── Data entries ──
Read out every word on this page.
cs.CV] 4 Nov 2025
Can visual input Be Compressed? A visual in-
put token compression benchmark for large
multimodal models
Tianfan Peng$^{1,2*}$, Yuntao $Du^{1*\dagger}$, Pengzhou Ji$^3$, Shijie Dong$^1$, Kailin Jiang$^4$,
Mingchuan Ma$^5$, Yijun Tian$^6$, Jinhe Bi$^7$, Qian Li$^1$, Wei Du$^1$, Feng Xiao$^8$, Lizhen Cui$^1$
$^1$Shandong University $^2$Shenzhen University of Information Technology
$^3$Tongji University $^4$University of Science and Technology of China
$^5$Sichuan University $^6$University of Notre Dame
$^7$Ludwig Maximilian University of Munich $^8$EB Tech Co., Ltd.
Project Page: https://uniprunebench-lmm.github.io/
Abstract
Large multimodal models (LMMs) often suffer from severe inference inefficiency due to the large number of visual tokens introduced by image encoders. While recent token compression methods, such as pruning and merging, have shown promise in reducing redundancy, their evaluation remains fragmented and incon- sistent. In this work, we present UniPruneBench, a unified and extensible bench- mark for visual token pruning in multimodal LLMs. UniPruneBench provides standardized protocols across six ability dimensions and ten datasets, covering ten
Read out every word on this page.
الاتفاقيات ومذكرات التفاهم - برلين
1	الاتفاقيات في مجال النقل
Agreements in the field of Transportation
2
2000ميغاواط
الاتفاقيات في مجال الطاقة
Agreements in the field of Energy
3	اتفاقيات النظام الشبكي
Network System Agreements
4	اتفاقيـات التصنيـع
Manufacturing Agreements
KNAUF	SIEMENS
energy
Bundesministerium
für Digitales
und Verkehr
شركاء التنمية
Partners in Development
───
### Task to complete
Copy out the data shown above without altering anything.

### Response to the exercise
Read out every word on this page.
cs.CV] 4 Nov 2025
Can visual input Be Compressed? A visual in-
put token compression benchmark for large
multimodal models
Tianfan Peng$^{1,2*}$, Yuntao $Du^{1*\dagger}$, Pengzhou Ji$^3$, Shijie Dong$^1$, Kailin Jiang$^4$,
Mingchuan Ma$^5$, Yijun Tian$^6$, Jinhe Bi$^7$, Qian Li$^1$, Wei Du$^1$, Feng Xiao$^8$, Lizhen Cui$^1$
$^1$Shandong University $^2$Shenzhen University of Information Technology
$^3$Tongji University $^4$University of Science and Technology of China
$^5$Sichuan University $^6$University of Notre Dame
$^7$Ludwig Maximilian University of Munich $^8$EB Tech Co., Ltd.
Project Page: https://uniprunebench-lmm.github.io/
Abstract
Large multimodal models (LMMs) often suffer from severe inference inefficiency due to the large number of visual tokens introduced by image encoders. While recent token compression methods, such as pruning and merging, have shown promise in reducing redundancy, their evaluation remains fragmented and incon- sistent. In this work, we present UniPruneBench, a unified and extensible bench- mark for visual token pruning in multimodal LLMs. UniPruneBench provides standardized protocols across six ability dimensions and ten datasets, covering ten
Read out every word on this page.
الاتفاقيات ومذكرات التفاهم - برلين
1	الاتفاقيات في مجال النقل
Agreements in the field of Transportation
2
2000ميغاواط
الاتفاقيات في مجال الطاقة
Agreements in the field of Energy
3	اتفاقيات النظام الشبكي
Network System Agreements
4	اتفاقيـات التصنيـع
Manufacturing Agreements
KNAUF	SIEMENS
energy
Bundesministerium
für Digitales
und Verkehr
شركاء التنمية
Partners in Development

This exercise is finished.